■ **SHORT EXERCISE**: Say how many lines of the listing below contain "cents", giving the number and nothing else.

■ **DATASET ROWS**:
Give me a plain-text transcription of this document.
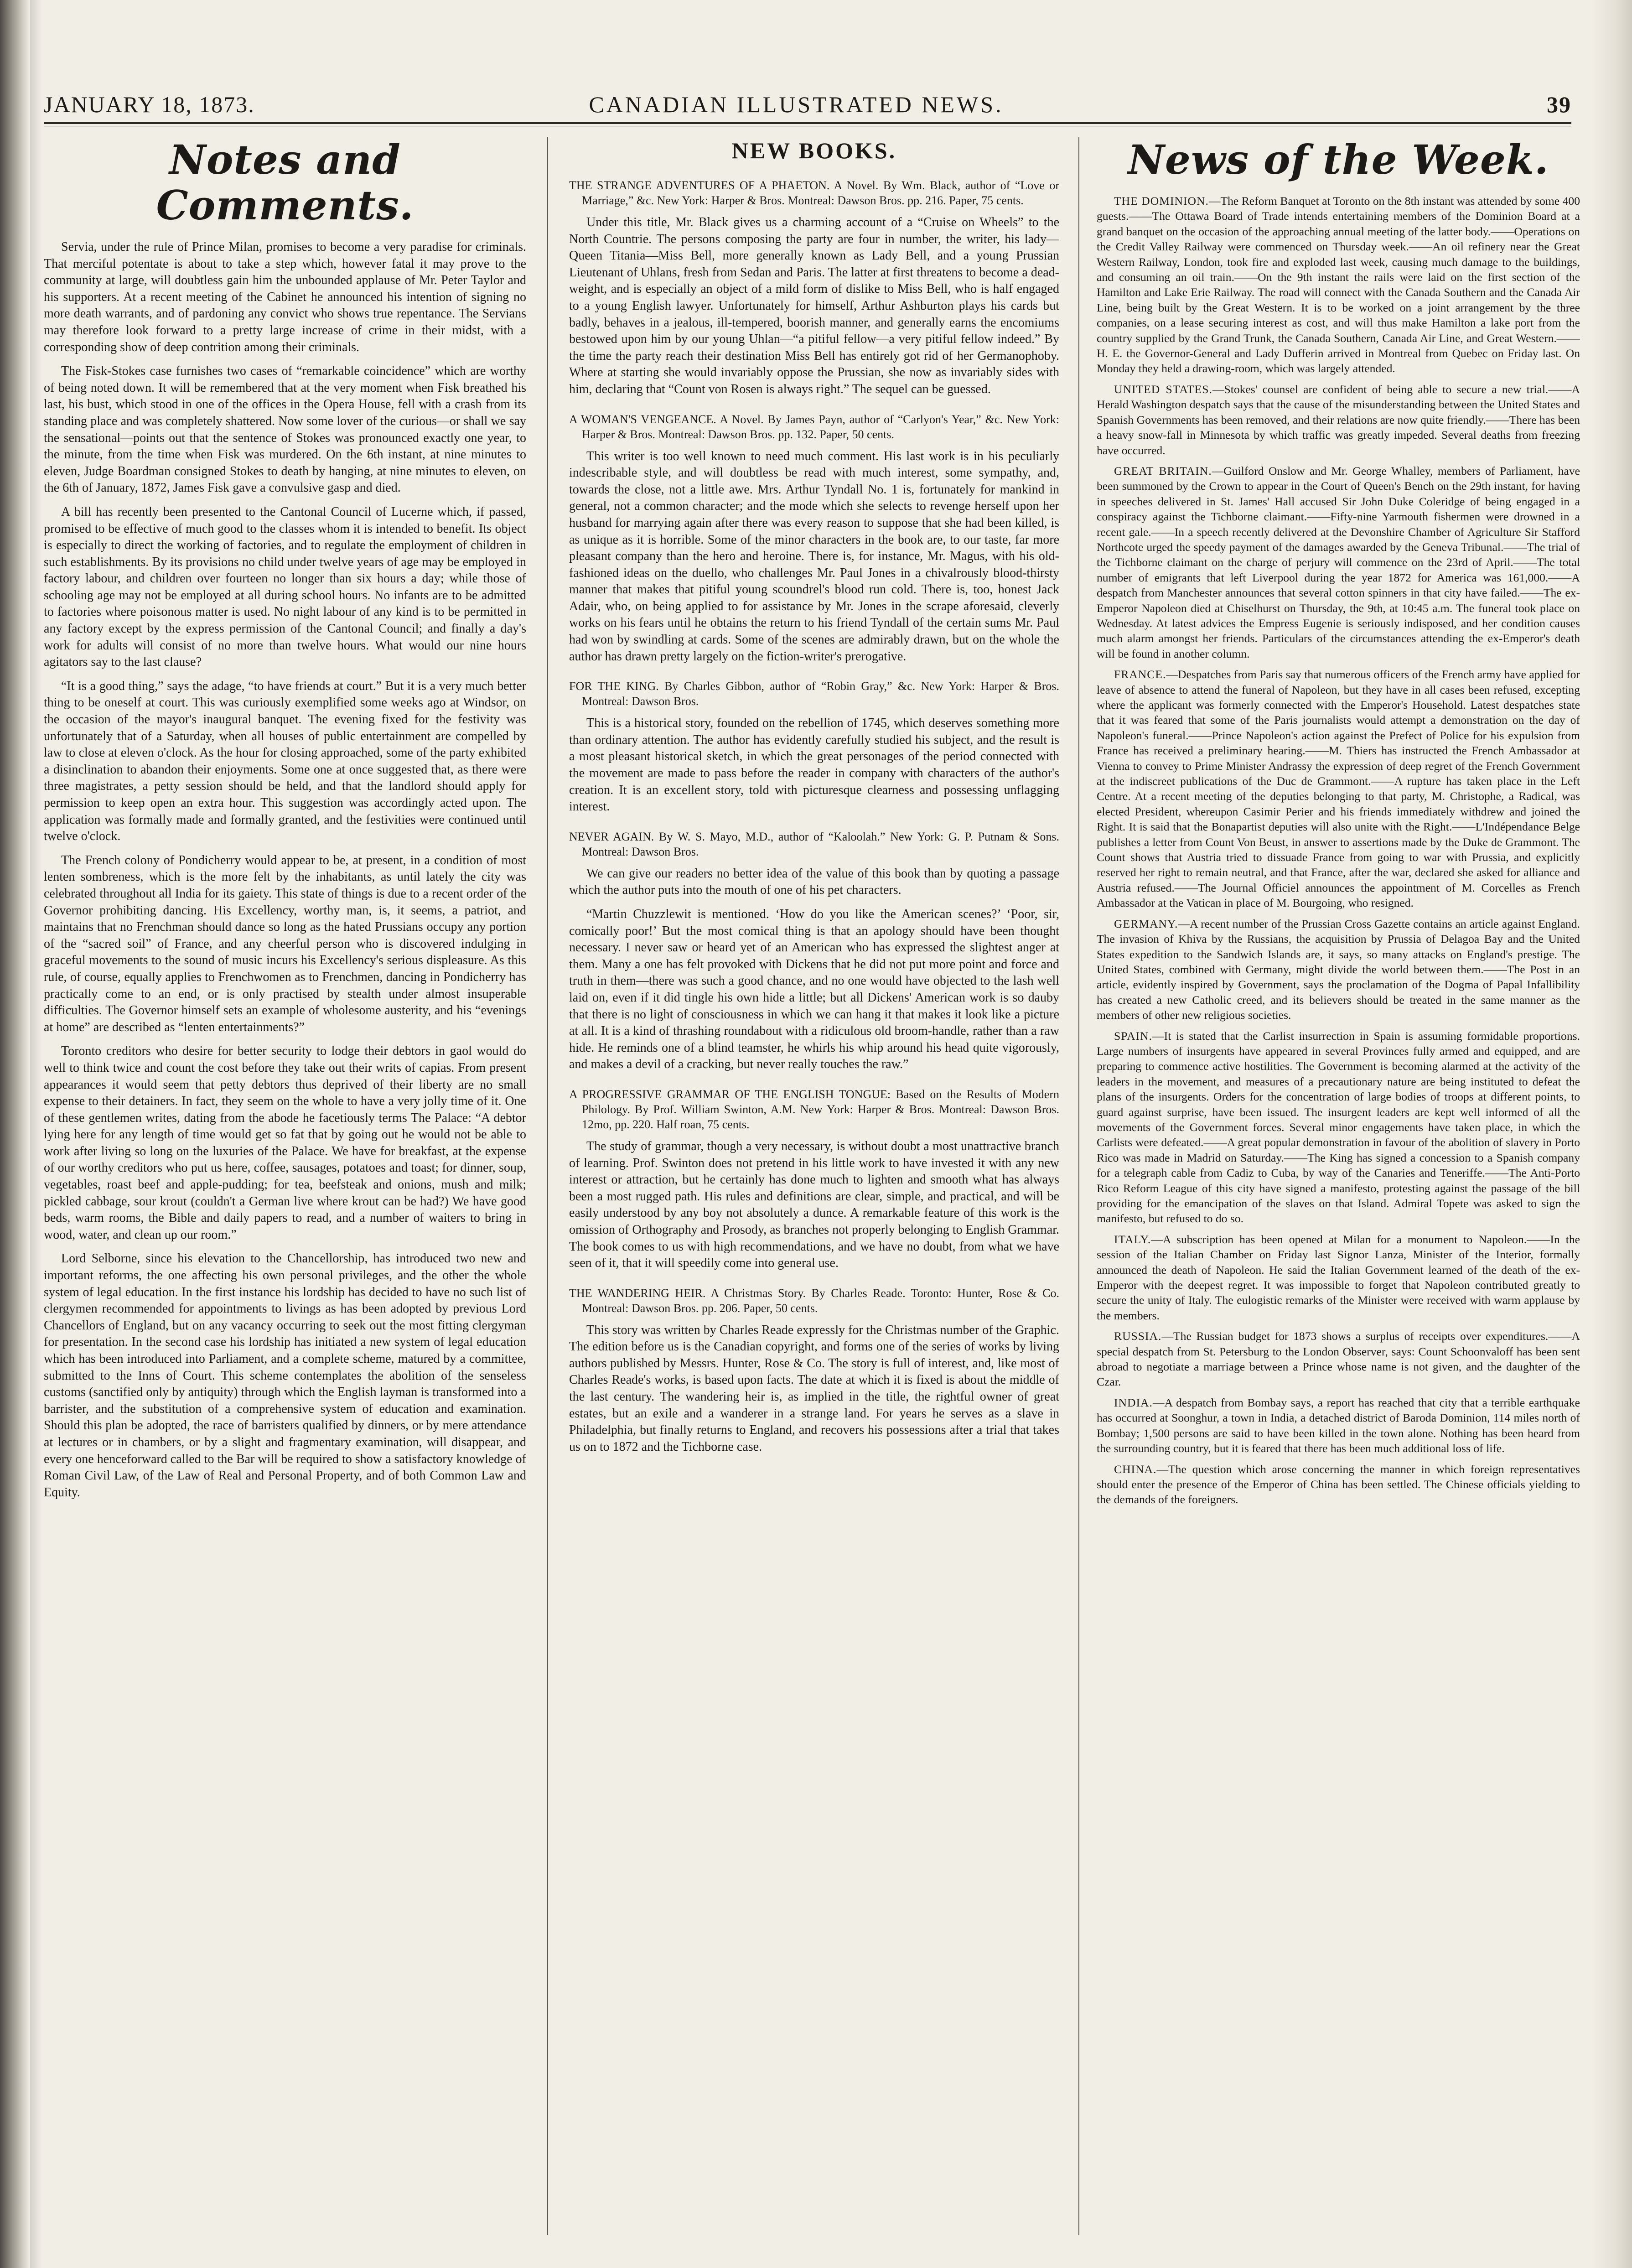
JANUARY 18, 1873.	CANADIAN ILLUSTRATED NEWS.	39
Notes and Comments.

Servia, under the rule of Prince Milan, promises to become a very paradise for criminals. That merciful potentate is about to take a step which, however fatal it may prove to the community at large, will doubtless gain him the unbounded applause of Mr. Peter Taylor and his supporters. At a recent meeting of the Cabinet he announced his intention of signing no more death warrants, and of pardoning any convict who shows true repentance. The Servians may therefore look forward to a pretty large increase of crime in their midst, with a corresponding show of deep contrition among their criminals.

The Fisk-Stokes case furnishes two cases of “remarkable coincidence” which are worthy of being noted down. It will be remembered that at the very moment when Fisk breathed his last, his bust, which stood in one of the offices in the Opera House, fell with a crash from its standing place and was completely shattered. Now some lover of the curious—or shall we say the sensational—points out that the sentence of Stokes was pronounced exactly one year, to the minute, from the time when Fisk was murdered. On the 6th instant, at nine minutes to eleven, Judge Boardman consigned Stokes to death by hanging, at nine minutes to eleven, on the 6th of January, 1872, James Fisk gave a convulsive gasp and died.

A bill has recently been presented to the Cantonal Council of Lucerne which, if passed, promised to be effective of much good to the classes whom it is intended to benefit. Its object is especially to direct the working of factories, and to regulate the employment of children in such establishments. By its provisions no child under twelve years of age may be employed in factory labour, and children over fourteen no longer than six hours a day; while those of schooling age may not be employed at all during school hours. No infants are to be admitted to factories where poisonous matter is used. No night labour of any kind is to be permitted in any factory except by the express permission of the Cantonal Council; and finally a day's work for adults will consist of no more than twelve hours. What would our nine hours agitators say to the last clause?

“It is a good thing,” says the adage, “to have friends at court.” But it is a very much better thing to be oneself at court. This was curiously exemplified some weeks ago at Windsor, on the occasion of the mayor's inaugural banquet. The evening fixed for the festivity was unfortunately that of a Saturday, when all houses of public entertainment are compelled by law to close at eleven o'clock. As the hour for closing approached, some of the party exhibited a disinclination to abandon their enjoyments. Some one at once suggested that, as there were three magistrates, a petty session should be held, and that the landlord should apply for permission to keep open an extra hour. This suggestion was accordingly acted upon. The application was formally made and formally granted, and the festivities were continued until twelve o'clock.

The French colony of Pondicherry would appear to be, at present, in a condition of most lenten sombreness, which is the more felt by the inhabitants, as until lately the city was celebrated throughout all India for its gaiety. This state of things is due to a recent order of the Governor prohibiting dancing. His Excellency, worthy man, is, it seems, a patriot, and maintains that no Frenchman should dance so long as the hated Prussians occupy any portion of the “sacred soil” of France, and any cheerful person who is discovered indulging in graceful movements to the sound of music incurs his Excellency's serious displeasure. As this rule, of course, equally applies to Frenchwomen as to Frenchmen, dancing in Pondicherry has practically come to an end, or is only practised by stealth under almost insuperable difficulties. The Governor himself sets an example of wholesome austerity, and his “evenings at home” are described as “lenten entertainments?”

Toronto creditors who desire for better security to lodge their debtors in gaol would do well to think twice and count the cost before they take out their writs of capias. From present appearances it would seem that petty debtors thus deprived of their liberty are no small expense to their detainers. In fact, they seem on the whole to have a very jolly time of it. One of these gentlemen writes, dating from the abode he facetiously terms The Palace: “A debtor lying here for any length of time would get so fat that by going out he would not be able to work after living so long on the luxuries of the Palace. We have for breakfast, at the expense of our worthy creditors who put us here, coffee, sausages, potatoes and toast; for dinner, soup, vegetables, roast beef and apple-pudding; for tea, beefsteak and onions, mush and milk; pickled cabbage, sour krout (couldn't a German live where krout can be had?) We have good beds, warm rooms, the Bible and daily papers to read, and a number of waiters to bring in wood, water, and clean up our room.”

Lord Selborne, since his elevation to the Chancellorship, has introduced two new and important reforms, the one affecting his own personal privileges, and the other the whole system of legal education. In the first instance his lordship has decided to have no such list of clergymen recommended for appointments to livings as has been adopted by previous Lord Chancellors of England, but on any vacancy occurring to seek out the most fitting clergyman for presentation. In the second case his lordship has initiated a new system of legal education which has been introduced into Parliament, and a complete scheme, matured by a committee, submitted to the Inns of Court. This scheme contemplates the abolition of the senseless customs (sanctified only by antiquity) through which the English layman is transformed into a barrister, and the substitution of a comprehensive system of education and examination. Should this plan be adopted, the race of barristers qualified by dinners, or by mere attendance at lectures or in chambers, or by a slight and fragmentary examination, will disappear, and every one henceforward called to the Bar will be required to show a satisfactory knowledge of Roman Civil Law, of the Law of Real and Personal Property, and of both Common Law and Equity.

NEW BOOKS.

THE STRANGE ADVENTURES OF A PHAETON. A Novel. By Wm. Black, author of “Love or Marriage,” &c. New York: Harper & Bros. Montreal: Dawson Bros. pp. 216. Paper, 75 cents.

Under this title, Mr. Black gives us a charming account of a “Cruise on Wheels” to the North Countrie. The persons composing the party are four in number, the writer, his lady—Queen Titania—Miss Bell, more generally known as Lady Bell, and a young Prussian Lieutenant of Uhlans, fresh from Sedan and Paris. The latter at first threatens to become a dead-weight, and is especially an object of a mild form of dislike to Miss Bell, who is half engaged to a young English lawyer. Unfortunately for himself, Arthur Ashburton plays his cards but badly, behaves in a jealous, ill-tempered, boorish manner, and generally earns the encomiums bestowed upon him by our young Uhlan—“a pitiful fellow—a very pitiful fellow indeed.” By the time the party reach their destination Miss Bell has entirely got rid of her Germanophoby. Where at starting she would invariably oppose the Prussian, she now as invariably sides with him, declaring that “Count von Rosen is always right.” The sequel can be guessed.

A WOMAN'S VENGEANCE. A Novel. By James Payn, author of “Carlyon's Year,” &c. New York: Harper & Bros. Montreal: Dawson Bros. pp. 132. Paper, 50 cents.

This writer is too well known to need much comment. His last work is in his peculiarly indescribable style, and will doubtless be read with much interest, some sympathy, and, towards the close, not a little awe. Mrs. Arthur Tyndall No. 1 is, fortunately for mankind in general, not a common character; and the mode which she selects to revenge herself upon her husband for marrying again after there was every reason to suppose that she had been killed, is as unique as it is horrible. Some of the minor characters in the book are, to our taste, far more pleasant company than the hero and heroine. There is, for instance, Mr. Magus, with his old-fashioned ideas on the duello, who challenges Mr. Paul Jones in a chivalrously blood-thirsty manner that makes that pitiful young scoundrel's blood run cold. There is, too, honest Jack Adair, who, on being applied to for assistance by Mr. Jones in the scrape aforesaid, cleverly works on his fears until he obtains the return to his friend Tyndall of the certain sums Mr. Paul had won by swindling at cards. Some of the scenes are admirably drawn, but on the whole the author has drawn pretty largely on the fiction-writer's prerogative.

FOR THE KING. By Charles Gibbon, author of “Robin Gray,” &c. New York: Harper & Bros. Montreal: Dawson Bros.

This is a historical story, founded on the rebellion of 1745, which deserves something more than ordinary attention. The author has evidently carefully studied his subject, and the result is a most pleasant historical sketch, in which the great personages of the period connected with the movement are made to pass before the reader in company with characters of the author's creation. It is an excellent story, told with picturesque clearness and possessing unflagging interest.

NEVER AGAIN. By W. S. Mayo, M.D., author of “Kaloolah.” New York: G. P. Putnam & Sons. Montreal: Dawson Bros.

We can give our readers no better idea of the value of this book than by quoting a passage which the author puts into the mouth of one of his pet characters.

“Martin Chuzzlewit is mentioned. ‘How do you like the American scenes?’ ‘Poor, sir, comically poor!’ But the most comical thing is that an apology should have been thought necessary. I never saw or heard yet of an American who has expressed the slightest anger at them. Many a one has felt provoked with Dickens that he did not put more point and force and truth in them—there was such a good chance, and no one would have objected to the lash well laid on, even if it did tingle his own hide a little; but all Dickens' American work is so dauby that there is no light of consciousness in which we can hang it that makes it look like a picture at all. It is a kind of thrashing roundabout with a ridiculous old broom-handle, rather than a raw hide. He reminds one of a blind teamster, he whirls his whip around his head quite vigorously, and makes a devil of a cracking, but never really touches the raw.”

A PROGRESSIVE GRAMMAR OF THE ENGLISH TONGUE: Based on the Results of Modern Philology. By Prof. William Swinton, A.M. New York: Harper & Bros. Montreal: Dawson Bros. 12mo, pp. 220. Half roan, 75 cents.

The study of grammar, though a very necessary, is without doubt a most unattractive branch of learning. Prof. Swinton does not pretend in his little work to have invested it with any new interest or attraction, but he certainly has done much to lighten and smooth what has always been a most rugged path. His rules and definitions are clear, simple, and practical, and will be easily understood by any boy not absolutely a dunce. A remarkable feature of this work is the omission of Orthography and Prosody, as branches not properly belonging to English Grammar. The book comes to us with high recommendations, and we have no doubt, from what we have seen of it, that it will speedily come into general use.

THE WANDERING HEIR. A Christmas Story. By Charles Reade. Toronto: Hunter, Rose & Co. Montreal: Dawson Bros. pp. 206. Paper, 50 cents.

This story was written by Charles Reade expressly for the Christmas number of the Graphic. The edition before us is the Canadian copyright, and forms one of the series of works by living authors published by Messrs. Hunter, Rose & Co. The story is full of interest, and, like most of Charles Reade's works, is based upon facts. The date at which it is fixed is about the middle of the last century. The wandering heir is, as implied in the title, the rightful owner of great estates, but an exile and a wanderer in a strange land. For years he serves as a slave in Philadelphia, but finally returns to England, and recovers his possessions after a trial that takes us on to 1872 and the Tichborne case.

News of the Week.

THE DOMINION.—The Reform Banquet at Toronto on the 8th instant was attended by some 400 guests.——The Ottawa Board of Trade intends entertaining members of the Dominion Board at a grand banquet on the occasion of the approaching annual meeting of the latter body.——Operations on the Credit Valley Railway were commenced on Thursday week.——An oil refinery near the Great Western Railway, London, took fire and exploded last week, causing much damage to the buildings, and consuming an oil train.——On the 9th instant the rails were laid on the first section of the Hamilton and Lake Erie Railway. The road will connect with the Canada Southern and the Canada Air Line, being built by the Great Western. It is to be worked on a joint arrangement by the three companies, on a lease securing interest as cost, and will thus make Hamilton a lake port from the country supplied by the Grand Trunk, the Canada Southern, Canada Air Line, and Great Western.——H. E. the Governor-General and Lady Dufferin arrived in Montreal from Quebec on Friday last. On Monday they held a drawing-room, which was largely attended.

UNITED STATES.—Stokes' counsel are confident of being able to secure a new trial.——A Herald Washington despatch says that the cause of the misunderstanding between the United States and Spanish Governments has been removed, and their relations are now quite friendly.——There has been a heavy snow-fall in Minnesota by which traffic was greatly impeded. Several deaths from freezing have occurred.

GREAT BRITAIN.—Guilford Onslow and Mr. George Whalley, members of Parliament, have been summoned by the Crown to appear in the Court of Queen's Bench on the 29th instant, for having in speeches delivered in St. James' Hall accused Sir John Duke Coleridge of being engaged in a conspiracy against the Tichborne claimant.——Fifty-nine Yarmouth fishermen were drowned in a recent gale.——In a speech recently delivered at the Devonshire Chamber of Agriculture Sir Stafford Northcote urged the speedy payment of the damages awarded by the Geneva Tribunal.——The trial of the Tichborne claimant on the charge of perjury will commence on the 23rd of April.——The total number of emigrants that left Liverpool during the year 1872 for America was 161,000.——A despatch from Manchester announces that several cotton spinners in that city have failed.——The ex-Emperor Napoleon died at Chiselhurst on Thursday, the 9th, at 10:45 a.m. The funeral took place on Wednesday. At latest advices the Empress Eugenie is seriously indisposed, and her condition causes much alarm amongst her friends. Particulars of the circumstances attending the ex-Emperor's death will be found in another column.

FRANCE.—Despatches from Paris say that numerous officers of the French army have applied for leave of absence to attend the funeral of Napoleon, but they have in all cases been refused, excepting where the applicant was formerly connected with the Emperor's Household. Latest despatches state that it was feared that some of the Paris journalists would attempt a demonstration on the day of Napoleon's funeral.——Prince Napoleon's action against the Prefect of Police for his expulsion from France has received a preliminary hearing.——M. Thiers has instructed the French Ambassador at Vienna to convey to Prime Minister Andrassy the expression of deep regret of the French Government at the indiscreet publications of the Duc de Grammont.——A rupture has taken place in the Left Centre. At a recent meeting of the deputies belonging to that party, M. Christophe, a Radical, was elected President, whereupon Casimir Perier and his friends immediately withdrew and joined the Right. It is said that the Bonapartist deputies will also unite with the Right.——L'Indépendance Belge publishes a letter from Count Von Beust, in answer to assertions made by the Duke de Grammont. The Count shows that Austria tried to dissuade France from going to war with Prussia, and explicitly reserved her right to remain neutral, and that France, after the war, declared she asked for alliance and Austria refused.——The Journal Officiel announces the appointment of M. Corcelles as French Ambassador at the Vatican in place of M. Bourgoing, who resigned.

GERMANY.—A recent number of the Prussian Cross Gazette contains an article against England. The invasion of Khiva by the Russians, the acquisition by Prussia of Delagoa Bay and the United States expedition to the Sandwich Islands are, it says, so many attacks on England's prestige. The United States, combined with Germany, might divide the world between them.——The Post in an article, evidently inspired by Government, says the proclamation of the Dogma of Papal Infallibility has created a new Catholic creed, and its believers should be treated in the same manner as the members of other new religious societies.

SPAIN.—It is stated that the Carlist insurrection in Spain is assuming formidable proportions. Large numbers of insurgents have appeared in several Provinces fully armed and equipped, and are preparing to commence active hostilities. The Government is becoming alarmed at the activity of the leaders in the movement, and measures of a precautionary nature are being instituted to defeat the plans of the insurgents. Orders for the concentration of large bodies of troops at different points, to guard against surprise, have been issued. The insurgent leaders are kept well informed of all the movements of the Government forces. Several minor engagements have taken place, in which the Carlists were defeated.——A great popular demonstration in favour of the abolition of slavery in Porto Rico was made in Madrid on Saturday.——The King has signed a concession to a Spanish company for a telegraph cable from Cadiz to Cuba, by way of the Canaries and Teneriffe.——The Anti-Porto Rico Reform League of this city have signed a manifesto, protesting against the passage of the bill providing for the emancipation of the slaves on that Island. Admiral Topete was asked to sign the manifesto, but refused to do so.

ITALY.—A subscription has been opened at Milan for a monument to Napoleon.——In the session of the Italian Chamber on Friday last Signor Lanza, Minister of the Interior, formally announced the death of Napoleon. He said the Italian Government learned of the death of the ex-Emperor with the deepest regret. It was impossible to forget that Napoleon contributed greatly to secure the unity of Italy. The eulogistic remarks of the Minister were received with warm applause by the members.

RUSSIA.—The Russian budget for 1873 shows a surplus of receipts over expenditures.——A special despatch from St. Petersburg to the London Observer, says: Count Schoonvaloff has been sent abroad to negotiate a marriage between a Prince whose name is not given, and the daughter of the Czar.

INDIA.—A despatch from Bombay says, a report has reached that city that a terrible earthquake has occurred at Soonghur, a town in India, a detached district of Baroda Dominion, 114 miles north of Bombay; 1,500 persons are said to have been killed in the town alone. Nothing has been heard from the surrounding country, but it is feared that there has been much additional loss of life.

CHINA.—The question which arose concerning the manner in which foreign representatives should enter the presence of the Emperor of China has been settled. The Chinese officials yielding to the demands of the foreigners.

■ **EXERCISE RESULT**: 4